### [GIVEN REQUEST]
Look through the listing below and give the number of lines that hold "JSON". Say nothing more.

### [ENTRIES SUPPLIED]
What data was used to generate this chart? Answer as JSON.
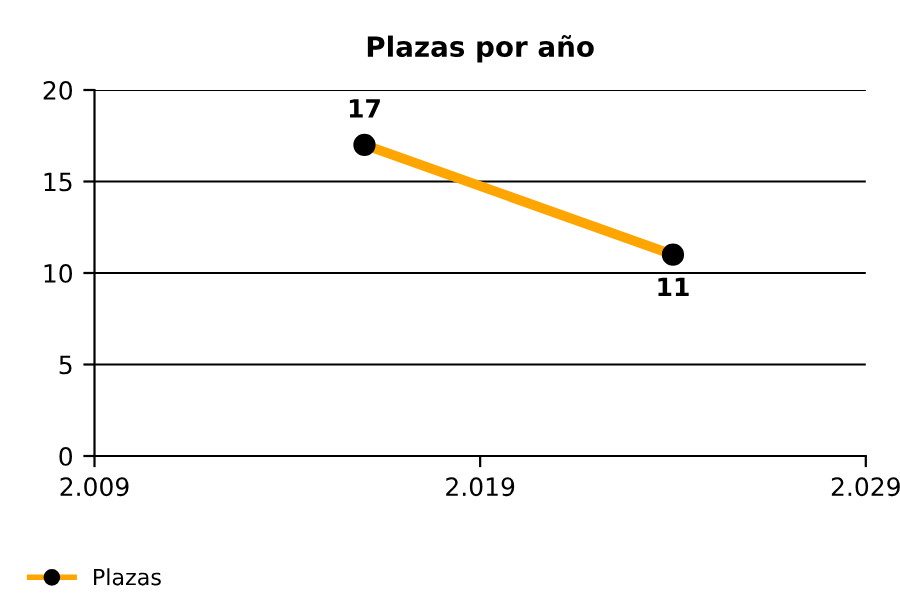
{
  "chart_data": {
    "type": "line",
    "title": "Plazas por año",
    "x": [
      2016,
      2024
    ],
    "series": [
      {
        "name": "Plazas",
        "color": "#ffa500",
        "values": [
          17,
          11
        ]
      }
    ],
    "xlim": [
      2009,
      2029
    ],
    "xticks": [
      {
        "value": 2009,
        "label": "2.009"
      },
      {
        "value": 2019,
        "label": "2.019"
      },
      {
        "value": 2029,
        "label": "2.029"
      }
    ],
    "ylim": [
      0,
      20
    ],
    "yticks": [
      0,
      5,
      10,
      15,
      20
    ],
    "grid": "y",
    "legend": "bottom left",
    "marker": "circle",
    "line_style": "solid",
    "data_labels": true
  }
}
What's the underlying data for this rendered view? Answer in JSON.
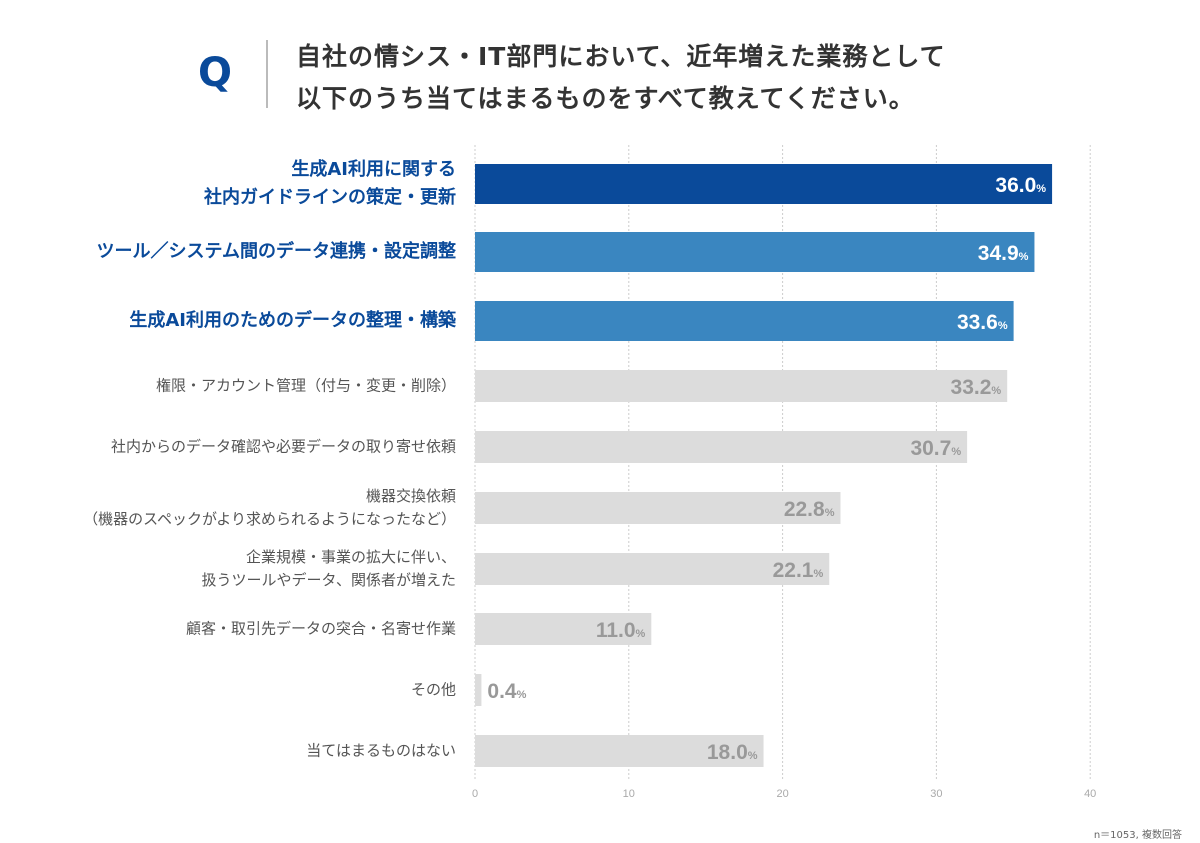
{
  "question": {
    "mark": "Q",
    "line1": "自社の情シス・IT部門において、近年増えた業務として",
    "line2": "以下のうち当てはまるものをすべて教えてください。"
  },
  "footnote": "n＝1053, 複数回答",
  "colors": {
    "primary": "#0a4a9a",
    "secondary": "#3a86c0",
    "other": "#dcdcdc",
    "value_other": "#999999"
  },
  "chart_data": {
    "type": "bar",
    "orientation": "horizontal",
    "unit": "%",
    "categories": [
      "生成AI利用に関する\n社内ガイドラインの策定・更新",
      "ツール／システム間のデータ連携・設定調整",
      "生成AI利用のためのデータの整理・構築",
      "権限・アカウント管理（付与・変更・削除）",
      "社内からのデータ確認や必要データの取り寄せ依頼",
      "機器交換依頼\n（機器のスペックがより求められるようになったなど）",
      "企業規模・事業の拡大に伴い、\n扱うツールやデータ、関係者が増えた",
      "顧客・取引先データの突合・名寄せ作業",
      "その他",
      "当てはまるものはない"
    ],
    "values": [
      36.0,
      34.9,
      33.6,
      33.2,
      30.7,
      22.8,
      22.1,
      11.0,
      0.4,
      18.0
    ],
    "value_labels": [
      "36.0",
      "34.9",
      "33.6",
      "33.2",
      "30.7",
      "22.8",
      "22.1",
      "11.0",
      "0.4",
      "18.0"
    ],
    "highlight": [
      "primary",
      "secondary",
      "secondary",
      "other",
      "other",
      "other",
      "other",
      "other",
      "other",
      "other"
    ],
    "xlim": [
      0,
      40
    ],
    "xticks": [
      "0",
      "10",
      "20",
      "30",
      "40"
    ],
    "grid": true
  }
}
--
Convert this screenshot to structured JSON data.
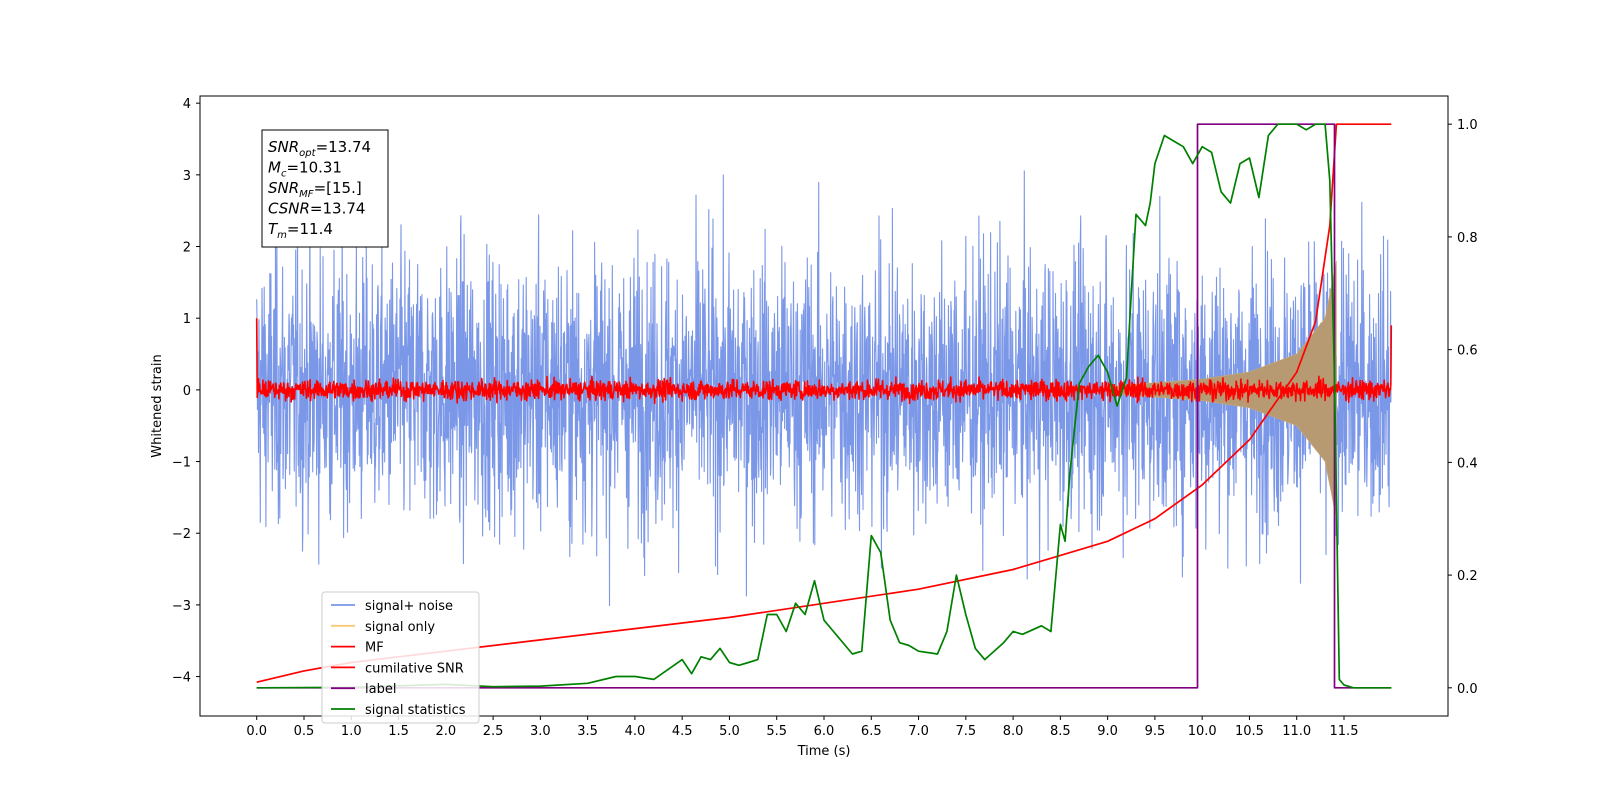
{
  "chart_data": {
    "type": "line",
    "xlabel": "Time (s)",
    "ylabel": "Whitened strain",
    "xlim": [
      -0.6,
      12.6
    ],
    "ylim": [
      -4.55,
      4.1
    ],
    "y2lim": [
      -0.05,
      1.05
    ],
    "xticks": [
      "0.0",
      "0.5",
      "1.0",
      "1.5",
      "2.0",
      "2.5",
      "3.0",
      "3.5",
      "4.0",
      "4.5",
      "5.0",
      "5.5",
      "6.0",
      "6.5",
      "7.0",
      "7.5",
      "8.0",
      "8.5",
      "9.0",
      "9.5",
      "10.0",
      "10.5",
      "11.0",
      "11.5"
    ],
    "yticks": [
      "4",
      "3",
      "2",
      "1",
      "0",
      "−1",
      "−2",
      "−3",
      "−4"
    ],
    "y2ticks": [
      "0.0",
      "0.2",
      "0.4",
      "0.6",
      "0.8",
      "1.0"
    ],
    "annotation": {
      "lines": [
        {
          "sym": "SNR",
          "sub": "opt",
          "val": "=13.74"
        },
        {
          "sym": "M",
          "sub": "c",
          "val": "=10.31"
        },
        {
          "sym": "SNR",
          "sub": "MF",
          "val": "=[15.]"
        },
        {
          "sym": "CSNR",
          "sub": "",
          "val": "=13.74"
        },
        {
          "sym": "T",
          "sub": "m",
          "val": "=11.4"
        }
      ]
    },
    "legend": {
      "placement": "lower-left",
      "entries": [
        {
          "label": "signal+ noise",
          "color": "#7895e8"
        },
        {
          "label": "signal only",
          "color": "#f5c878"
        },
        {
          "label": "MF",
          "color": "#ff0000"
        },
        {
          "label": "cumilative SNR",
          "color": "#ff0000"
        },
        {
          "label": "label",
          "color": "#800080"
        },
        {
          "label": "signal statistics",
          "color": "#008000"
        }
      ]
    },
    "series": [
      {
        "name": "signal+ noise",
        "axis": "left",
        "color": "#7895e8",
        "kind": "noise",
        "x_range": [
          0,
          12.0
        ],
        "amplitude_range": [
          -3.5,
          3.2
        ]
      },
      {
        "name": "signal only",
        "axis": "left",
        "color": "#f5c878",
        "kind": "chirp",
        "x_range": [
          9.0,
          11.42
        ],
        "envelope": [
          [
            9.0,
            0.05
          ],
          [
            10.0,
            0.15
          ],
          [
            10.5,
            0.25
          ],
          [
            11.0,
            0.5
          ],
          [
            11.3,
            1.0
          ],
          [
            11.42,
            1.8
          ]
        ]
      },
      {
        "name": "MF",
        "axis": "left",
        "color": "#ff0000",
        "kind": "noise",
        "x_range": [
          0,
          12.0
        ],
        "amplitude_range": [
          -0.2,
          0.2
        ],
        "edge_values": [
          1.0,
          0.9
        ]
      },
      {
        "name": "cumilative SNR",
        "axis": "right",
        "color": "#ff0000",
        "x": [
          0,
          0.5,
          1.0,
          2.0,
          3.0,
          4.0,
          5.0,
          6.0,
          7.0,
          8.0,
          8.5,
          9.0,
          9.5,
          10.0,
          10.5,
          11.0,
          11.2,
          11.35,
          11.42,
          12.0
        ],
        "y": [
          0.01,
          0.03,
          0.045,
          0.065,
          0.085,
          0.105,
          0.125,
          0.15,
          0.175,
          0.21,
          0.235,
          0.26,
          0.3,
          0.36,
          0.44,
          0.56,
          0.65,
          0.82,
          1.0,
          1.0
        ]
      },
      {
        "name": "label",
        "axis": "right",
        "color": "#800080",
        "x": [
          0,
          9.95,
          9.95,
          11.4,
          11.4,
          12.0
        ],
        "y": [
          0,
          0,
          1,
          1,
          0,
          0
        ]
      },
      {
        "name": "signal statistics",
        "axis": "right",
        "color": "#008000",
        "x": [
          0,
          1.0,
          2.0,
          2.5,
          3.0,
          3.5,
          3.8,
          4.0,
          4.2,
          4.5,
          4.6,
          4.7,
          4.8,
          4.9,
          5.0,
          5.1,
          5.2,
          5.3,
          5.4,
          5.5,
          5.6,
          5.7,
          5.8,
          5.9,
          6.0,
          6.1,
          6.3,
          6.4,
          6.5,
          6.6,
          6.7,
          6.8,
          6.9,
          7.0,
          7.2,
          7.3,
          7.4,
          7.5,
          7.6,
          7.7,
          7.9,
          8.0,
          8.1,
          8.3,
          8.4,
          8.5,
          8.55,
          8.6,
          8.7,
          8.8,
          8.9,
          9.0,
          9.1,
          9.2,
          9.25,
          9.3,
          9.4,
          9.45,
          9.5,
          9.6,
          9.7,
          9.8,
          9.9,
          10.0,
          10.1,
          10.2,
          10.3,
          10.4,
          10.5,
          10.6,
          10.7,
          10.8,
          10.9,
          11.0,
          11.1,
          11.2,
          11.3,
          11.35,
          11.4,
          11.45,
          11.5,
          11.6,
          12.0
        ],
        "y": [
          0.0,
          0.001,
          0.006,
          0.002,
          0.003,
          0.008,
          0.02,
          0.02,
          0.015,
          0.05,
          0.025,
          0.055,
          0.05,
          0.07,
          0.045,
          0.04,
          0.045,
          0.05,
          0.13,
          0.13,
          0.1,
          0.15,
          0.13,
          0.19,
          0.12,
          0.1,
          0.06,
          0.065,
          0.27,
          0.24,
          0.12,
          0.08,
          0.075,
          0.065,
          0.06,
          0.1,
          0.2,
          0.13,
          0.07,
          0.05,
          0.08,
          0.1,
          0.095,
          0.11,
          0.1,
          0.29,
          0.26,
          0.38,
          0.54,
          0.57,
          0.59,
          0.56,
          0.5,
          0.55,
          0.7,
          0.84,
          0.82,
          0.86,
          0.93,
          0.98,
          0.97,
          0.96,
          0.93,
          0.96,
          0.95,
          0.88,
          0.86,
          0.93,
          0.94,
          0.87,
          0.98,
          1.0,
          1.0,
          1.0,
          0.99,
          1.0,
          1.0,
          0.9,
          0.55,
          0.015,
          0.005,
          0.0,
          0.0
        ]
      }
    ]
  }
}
* * *
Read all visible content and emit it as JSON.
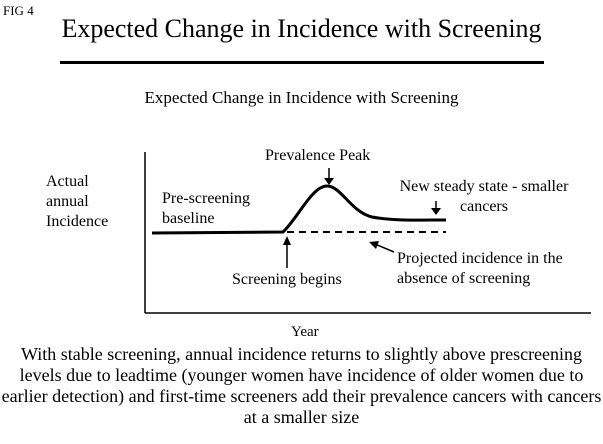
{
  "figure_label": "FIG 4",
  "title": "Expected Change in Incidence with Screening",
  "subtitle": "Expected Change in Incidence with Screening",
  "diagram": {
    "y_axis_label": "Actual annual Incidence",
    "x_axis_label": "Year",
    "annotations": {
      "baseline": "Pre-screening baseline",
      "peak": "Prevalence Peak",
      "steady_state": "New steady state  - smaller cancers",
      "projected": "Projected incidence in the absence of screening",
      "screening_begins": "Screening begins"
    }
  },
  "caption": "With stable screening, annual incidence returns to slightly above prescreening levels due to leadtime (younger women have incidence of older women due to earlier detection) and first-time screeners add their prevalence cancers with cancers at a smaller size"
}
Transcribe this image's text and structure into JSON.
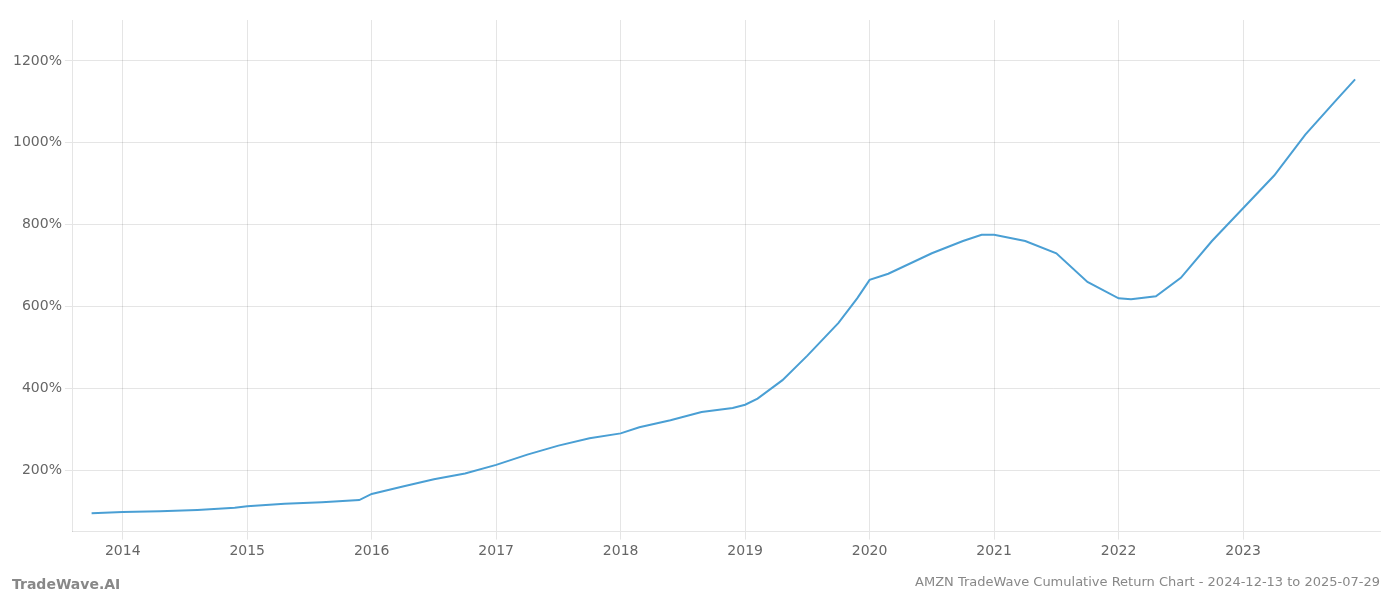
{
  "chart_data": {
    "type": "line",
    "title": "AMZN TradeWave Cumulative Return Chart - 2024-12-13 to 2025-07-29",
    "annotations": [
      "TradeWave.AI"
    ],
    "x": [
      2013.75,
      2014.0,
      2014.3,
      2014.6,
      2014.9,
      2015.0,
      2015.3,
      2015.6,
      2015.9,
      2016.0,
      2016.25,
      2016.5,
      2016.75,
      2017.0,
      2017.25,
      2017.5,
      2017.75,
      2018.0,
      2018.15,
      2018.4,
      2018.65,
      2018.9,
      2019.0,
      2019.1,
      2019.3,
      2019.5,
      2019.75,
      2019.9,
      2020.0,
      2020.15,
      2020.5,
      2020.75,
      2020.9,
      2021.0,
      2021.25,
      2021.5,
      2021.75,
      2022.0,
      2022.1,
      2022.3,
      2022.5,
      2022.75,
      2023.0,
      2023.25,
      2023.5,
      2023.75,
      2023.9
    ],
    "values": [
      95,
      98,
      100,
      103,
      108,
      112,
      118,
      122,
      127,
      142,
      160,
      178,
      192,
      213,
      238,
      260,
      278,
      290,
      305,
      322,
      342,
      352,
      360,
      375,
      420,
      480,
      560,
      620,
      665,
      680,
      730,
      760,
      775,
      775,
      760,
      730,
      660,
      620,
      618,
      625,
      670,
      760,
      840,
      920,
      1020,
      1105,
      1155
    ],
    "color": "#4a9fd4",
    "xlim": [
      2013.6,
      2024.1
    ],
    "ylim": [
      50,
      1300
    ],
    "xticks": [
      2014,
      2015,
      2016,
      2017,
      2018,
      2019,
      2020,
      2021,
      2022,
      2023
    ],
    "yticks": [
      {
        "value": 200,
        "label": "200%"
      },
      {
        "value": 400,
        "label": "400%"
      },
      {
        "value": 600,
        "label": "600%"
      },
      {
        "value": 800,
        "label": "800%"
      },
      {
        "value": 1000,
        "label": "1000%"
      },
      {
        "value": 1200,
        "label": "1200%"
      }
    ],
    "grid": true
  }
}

### [SOLUTION FOR THIS EXERCISE]
5